Copy each line below in which the string "screenshot" occurs.

Input material
=====

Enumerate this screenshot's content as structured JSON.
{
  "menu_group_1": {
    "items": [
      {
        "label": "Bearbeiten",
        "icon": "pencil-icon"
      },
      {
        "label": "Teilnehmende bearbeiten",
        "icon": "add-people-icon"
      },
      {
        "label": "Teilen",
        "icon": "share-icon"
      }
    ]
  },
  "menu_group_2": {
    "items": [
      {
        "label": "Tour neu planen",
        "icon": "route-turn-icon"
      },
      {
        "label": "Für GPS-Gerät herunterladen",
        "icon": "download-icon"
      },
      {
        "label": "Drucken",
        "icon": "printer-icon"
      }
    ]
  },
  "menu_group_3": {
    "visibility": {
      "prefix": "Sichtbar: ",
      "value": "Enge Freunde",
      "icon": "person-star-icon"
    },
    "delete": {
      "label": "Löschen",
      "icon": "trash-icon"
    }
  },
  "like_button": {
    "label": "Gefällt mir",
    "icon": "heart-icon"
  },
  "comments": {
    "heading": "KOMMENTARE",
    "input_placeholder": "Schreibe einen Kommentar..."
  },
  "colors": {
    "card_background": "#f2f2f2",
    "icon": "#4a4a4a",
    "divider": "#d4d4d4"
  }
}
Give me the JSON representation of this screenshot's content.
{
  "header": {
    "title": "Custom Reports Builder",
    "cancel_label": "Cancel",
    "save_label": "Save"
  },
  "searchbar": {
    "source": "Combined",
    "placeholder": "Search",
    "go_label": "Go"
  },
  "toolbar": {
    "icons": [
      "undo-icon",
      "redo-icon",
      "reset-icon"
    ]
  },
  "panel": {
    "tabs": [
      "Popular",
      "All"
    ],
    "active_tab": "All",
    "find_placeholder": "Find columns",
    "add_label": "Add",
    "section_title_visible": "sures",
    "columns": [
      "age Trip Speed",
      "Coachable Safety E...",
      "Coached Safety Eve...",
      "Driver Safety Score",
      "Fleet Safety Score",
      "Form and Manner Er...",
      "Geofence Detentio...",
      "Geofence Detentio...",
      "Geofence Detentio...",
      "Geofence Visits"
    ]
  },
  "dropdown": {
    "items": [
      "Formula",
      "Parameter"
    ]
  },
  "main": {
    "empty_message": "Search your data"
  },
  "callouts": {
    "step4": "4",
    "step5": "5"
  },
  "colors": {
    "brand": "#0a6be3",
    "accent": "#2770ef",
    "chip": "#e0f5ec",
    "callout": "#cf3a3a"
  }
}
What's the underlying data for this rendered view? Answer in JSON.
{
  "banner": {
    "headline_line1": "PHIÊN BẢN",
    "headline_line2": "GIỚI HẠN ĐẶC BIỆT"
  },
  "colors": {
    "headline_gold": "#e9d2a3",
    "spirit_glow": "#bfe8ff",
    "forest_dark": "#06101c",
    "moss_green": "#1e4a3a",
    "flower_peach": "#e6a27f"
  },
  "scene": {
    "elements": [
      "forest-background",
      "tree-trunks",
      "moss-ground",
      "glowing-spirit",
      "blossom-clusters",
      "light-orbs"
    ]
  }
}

=====

Task result
Enumerate this screenshot's content as structured JSON.
Give me the JSON representation of this screenshot's content.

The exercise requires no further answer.